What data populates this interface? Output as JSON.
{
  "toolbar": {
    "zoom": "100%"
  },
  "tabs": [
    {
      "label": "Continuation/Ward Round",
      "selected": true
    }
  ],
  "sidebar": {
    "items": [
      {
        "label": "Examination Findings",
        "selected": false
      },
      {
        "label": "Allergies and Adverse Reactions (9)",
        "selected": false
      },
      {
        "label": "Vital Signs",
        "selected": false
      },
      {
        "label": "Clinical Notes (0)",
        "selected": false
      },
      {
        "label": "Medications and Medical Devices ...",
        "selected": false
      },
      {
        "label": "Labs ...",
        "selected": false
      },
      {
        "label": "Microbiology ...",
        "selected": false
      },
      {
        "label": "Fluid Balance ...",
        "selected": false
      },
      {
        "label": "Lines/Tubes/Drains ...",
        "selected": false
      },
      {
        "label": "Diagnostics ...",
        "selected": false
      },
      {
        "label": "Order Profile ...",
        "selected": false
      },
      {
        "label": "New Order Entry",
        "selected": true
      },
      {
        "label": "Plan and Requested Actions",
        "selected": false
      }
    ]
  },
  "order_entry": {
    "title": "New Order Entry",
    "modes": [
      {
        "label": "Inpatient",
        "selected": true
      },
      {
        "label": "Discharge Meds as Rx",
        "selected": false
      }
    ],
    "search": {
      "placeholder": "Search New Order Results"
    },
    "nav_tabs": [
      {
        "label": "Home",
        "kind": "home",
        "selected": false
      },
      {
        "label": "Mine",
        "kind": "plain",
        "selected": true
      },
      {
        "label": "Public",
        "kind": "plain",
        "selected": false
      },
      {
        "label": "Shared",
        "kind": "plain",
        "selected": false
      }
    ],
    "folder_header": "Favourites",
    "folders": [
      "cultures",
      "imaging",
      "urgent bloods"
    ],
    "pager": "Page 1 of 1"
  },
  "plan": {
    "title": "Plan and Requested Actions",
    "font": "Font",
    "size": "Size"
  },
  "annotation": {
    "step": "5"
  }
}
#####
=== EXERCISE DETAILS ===
Filter the records down to the lines that contain the string "title", and copy those lines.

=== CORRECT RESPONSE ===
    "title": "New Order Entry",
    "title": "Plan and Requested Actions",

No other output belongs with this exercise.